**Records for the exercise**.
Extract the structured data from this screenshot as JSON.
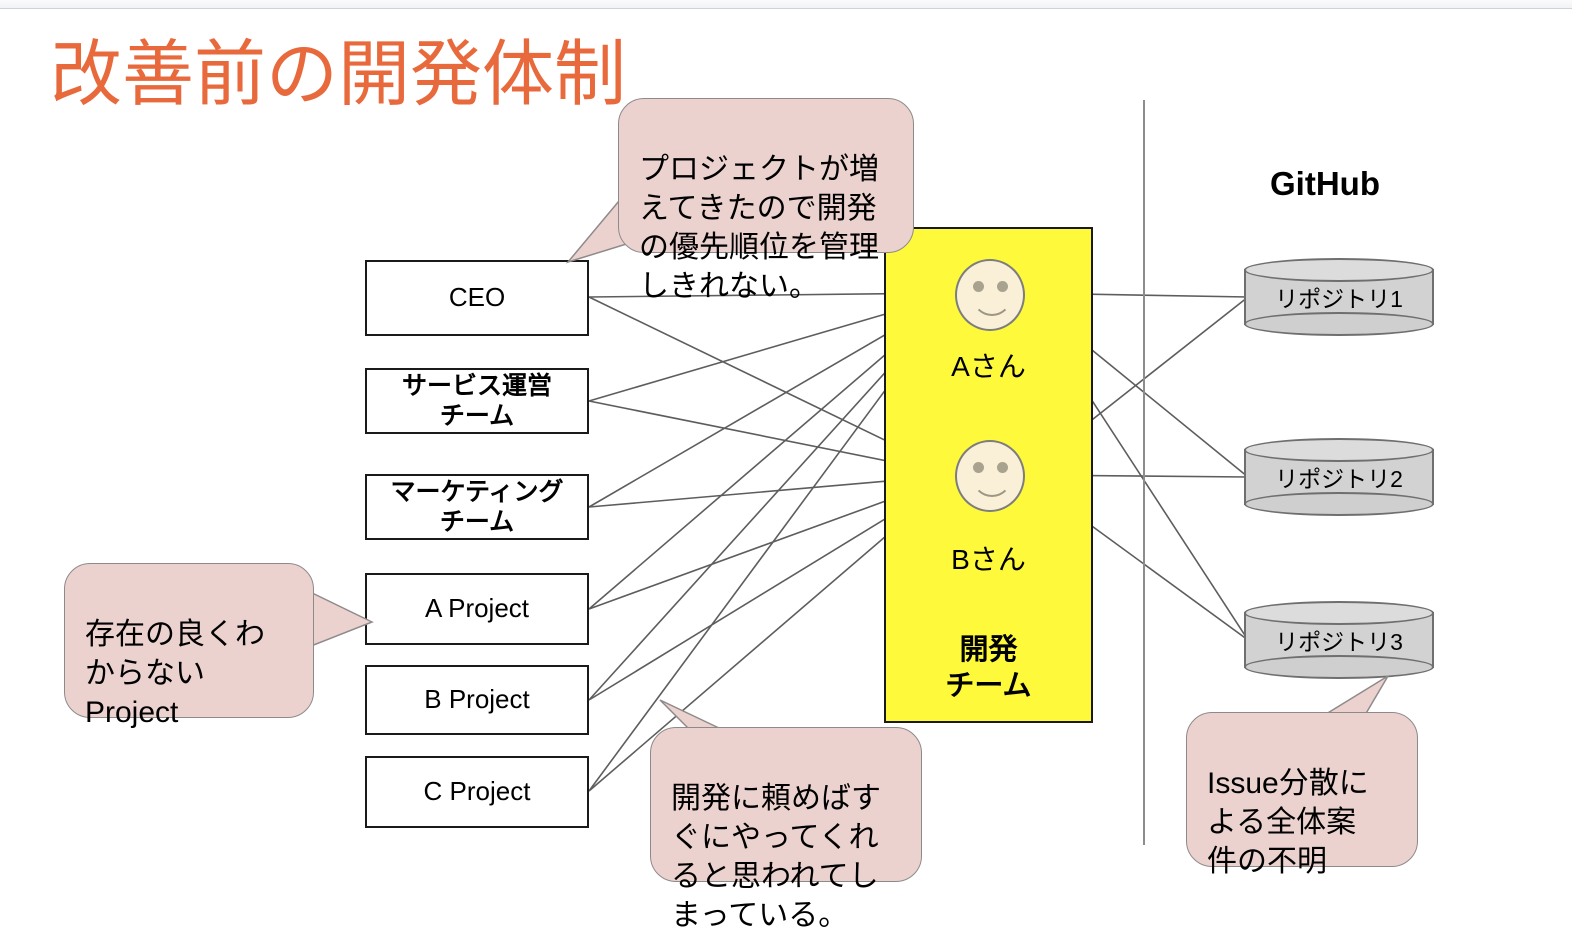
{
  "slide": {
    "title": "改善前の開発体制",
    "title_color": "#E8693C",
    "background": "#ffffff"
  },
  "org_boxes": [
    {
      "id": "ceo",
      "label": "CEO",
      "japanese": false
    },
    {
      "id": "service",
      "label": "サービス運営\nチーム",
      "japanese": true
    },
    {
      "id": "marketing",
      "label": "マーケティング\nチーム",
      "japanese": true
    },
    {
      "id": "project-a",
      "label": "A Project",
      "japanese": false
    },
    {
      "id": "project-b",
      "label": "B Project",
      "japanese": false
    },
    {
      "id": "project-c",
      "label": "C Project",
      "japanese": false
    }
  ],
  "dev_team": {
    "label": "開発\nチーム",
    "fill_color": "#FFF93B",
    "members": [
      {
        "id": "person-a",
        "name": "Aさん"
      },
      {
        "id": "person-b",
        "name": "Bさん"
      }
    ]
  },
  "github": {
    "title": "GitHub",
    "repositories": [
      {
        "id": "repo-1",
        "label": "リポジトリ1"
      },
      {
        "id": "repo-2",
        "label": "リポジトリ2"
      },
      {
        "id": "repo-3",
        "label": "リポジトリ3"
      }
    ]
  },
  "callouts": [
    {
      "id": "callout-top",
      "text": "プロジェクトが増\nえてきたので開発\nの優先順位を管理\nしきれない。",
      "fill_color": "#EBD2CF"
    },
    {
      "id": "callout-left",
      "text": "存在の良くわ\nからない\nProject",
      "fill_color": "#EBD2CF"
    },
    {
      "id": "callout-bottom",
      "text": "開発に頼めばす\nぐにやってくれ\nると思われてし\nまっている。",
      "fill_color": "#EBD2CF"
    },
    {
      "id": "callout-right",
      "text": "Issue分散に\nよる全体案\n件の不明",
      "fill_color": "#EBD2CF"
    }
  ]
}
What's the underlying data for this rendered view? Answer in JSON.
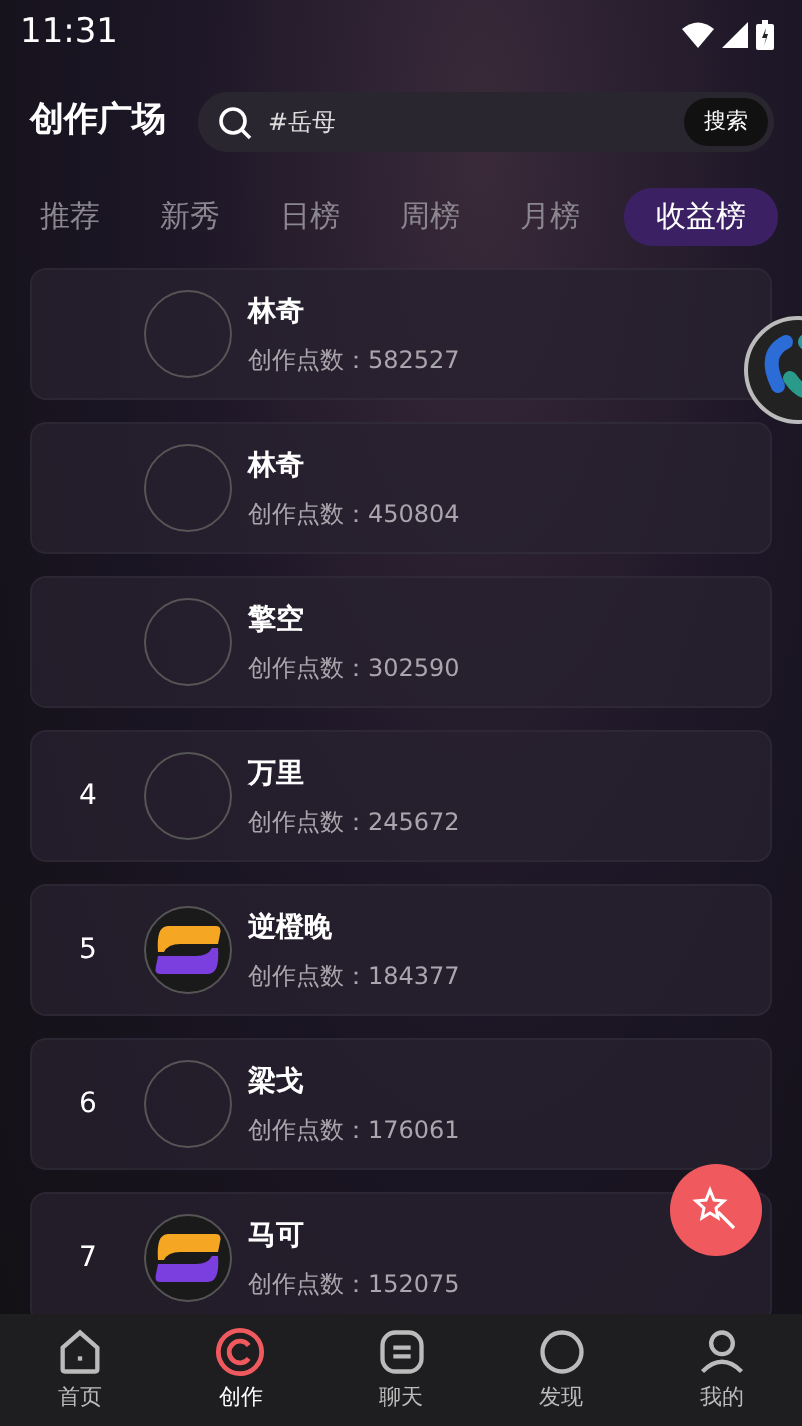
{
  "status_bar": {
    "time": "11:31"
  },
  "header": {
    "title": "创作广场",
    "search": {
      "value": "#岳母",
      "button": "搜索"
    }
  },
  "tabs": [
    {
      "label": "推荐",
      "selected": false
    },
    {
      "label": "新秀",
      "selected": false
    },
    {
      "label": "日榜",
      "selected": false
    },
    {
      "label": "周榜",
      "selected": false
    },
    {
      "label": "月榜",
      "selected": false
    },
    {
      "label": "收益榜",
      "selected": true
    }
  ],
  "ranking": [
    {
      "name": "林奇",
      "points": "创作点数：582527",
      "kind": "empty"
    },
    {
      "name": "林奇",
      "points": "创作点数：450804",
      "kind": "empty"
    },
    {
      "name": "擎空",
      "points": "创作点数：302590",
      "kind": "empty"
    },
    {
      "rank": "4",
      "name": "万里",
      "points": "创作点数：245672",
      "kind": "empty"
    },
    {
      "rank": "5",
      "name": "逆橙晚",
      "points": "创作点数：184377",
      "kind": "logo"
    },
    {
      "rank": "6",
      "name": "梁戈",
      "points": "创作点数：176061",
      "kind": "empty"
    },
    {
      "rank": "7",
      "name": "马可",
      "points": "创作点数：152075",
      "kind": "logo"
    }
  ],
  "bottom_nav": [
    {
      "label": "首页",
      "selected": false
    },
    {
      "label": "创作",
      "selected": true
    },
    {
      "label": "聊天",
      "selected": false
    },
    {
      "label": "发现",
      "selected": false
    },
    {
      "label": "我的",
      "selected": false
    }
  ]
}
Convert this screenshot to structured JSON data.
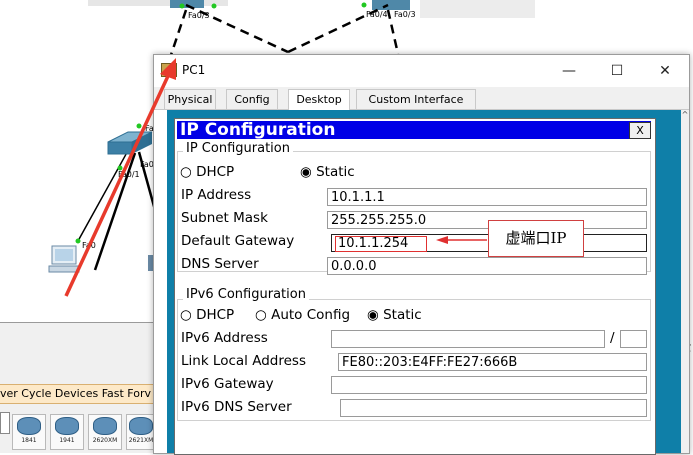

**Job**.
Copy every record above exactly, leaving out the pictures.

**Reply**.
Extract the structured data from this screenshot as JSON.
{
  "slide": {
    "title": "改善前の開発体制",
    "title_color": "#E8693C",
    "background": "#ffffff"
  },
  "org_boxes": [
    {
      "id": "ceo",
      "label": "CEO",
      "japanese": false
    },
    {
      "id": "service",
      "label": "サービス運営\nチーム",
      "japanese": true
    },
    {
      "id": "marketing",
      "label": "マーケティング\nチーム",
      "japanese": true
    },
    {
      "id": "project-a",
      "label": "A Project",
      "japanese": false
    },
    {
      "id": "project-b",
      "label": "B Project",
      "japanese": false
    },
    {
      "id": "project-c",
      "label": "C Project",
      "japanese": false
    }
  ],
  "dev_team": {
    "label": "開発\nチーム",
    "fill_color": "#FFF93B",
    "members": [
      {
        "id": "person-a",
        "name": "Aさん"
      },
      {
        "id": "person-b",
        "name": "Bさん"
      }
    ]
  },
  "github": {
    "title": "GitHub",
    "repositories": [
      {
        "id": "repo-1",
        "label": "リポジトリ1"
      },
      {
        "id": "repo-2",
        "label": "リポジトリ2"
      },
      {
        "id": "repo-3",
        "label": "リポジトリ3"
      }
    ]
  },
  "callouts": [
    {
      "id": "callout-top",
      "text": "プロジェクトが増\nえてきたので開発\nの優先順位を管理\nしきれない。",
      "fill_color": "#EBD2CF"
    },
    {
      "id": "callout-left",
      "text": "存在の良くわ\nからない\nProject",
      "fill_color": "#EBD2CF"
    },
    {
      "id": "callout-bottom",
      "text": "開発に頼めばす\nぐにやってくれ\nると思われてし\nまっている。",
      "fill_color": "#EBD2CF"
    },
    {
      "id": "callout-right",
      "text": "Issue分散に\nよる全体案\n件の不明",
      "fill_color": "#EBD2CF"
    }
  ]
}
What's the underlying data for this rendered view? Answer in JSON.
{
  "status_bar": {
    "time": "11:31"
  },
  "header": {
    "title": "创作广场",
    "search": {
      "value": "#岳母",
      "button": "搜索"
    }
  },
  "tabs": [
    {
      "label": "推荐",
      "selected": false
    },
    {
      "label": "新秀",
      "selected": false
    },
    {
      "label": "日榜",
      "selected": false
    },
    {
      "label": "周榜",
      "selected": false
    },
    {
      "label": "月榜",
      "selected": false
    },
    {
      "label": "收益榜",
      "selected": true
    }
  ],
  "ranking": [
    {
      "name": "林奇",
      "points": "创作点数：582527",
      "kind": "empty"
    },
    {
      "name": "林奇",
      "points": "创作点数：450804",
      "kind": "empty"
    },
    {
      "name": "擎空",
      "points": "创作点数：302590",
      "kind": "empty"
    },
    {
      "rank": "4",
      "name": "万里",
      "points": "创作点数：245672",
      "kind": "empty"
    },
    {
      "rank": "5",
      "name": "逆橙晚",
      "points": "创作点数：184377",
      "kind": "logo"
    },
    {
      "rank": "6",
      "name": "梁戈",
      "points": "创作点数：176061",
      "kind": "empty"
    },
    {
      "rank": "7",
      "name": "马可",
      "points": "创作点数：152075",
      "kind": "logo"
    }
  ],
  "bottom_nav": [
    {
      "label": "首页",
      "selected": false
    },
    {
      "label": "创作",
      "selected": true
    },
    {
      "label": "聊天",
      "selected": false
    },
    {
      "label": "发现",
      "selected": false
    },
    {
      "label": "我的",
      "selected": false
    }
  ]
}
Convert this screenshot to structured JSON data.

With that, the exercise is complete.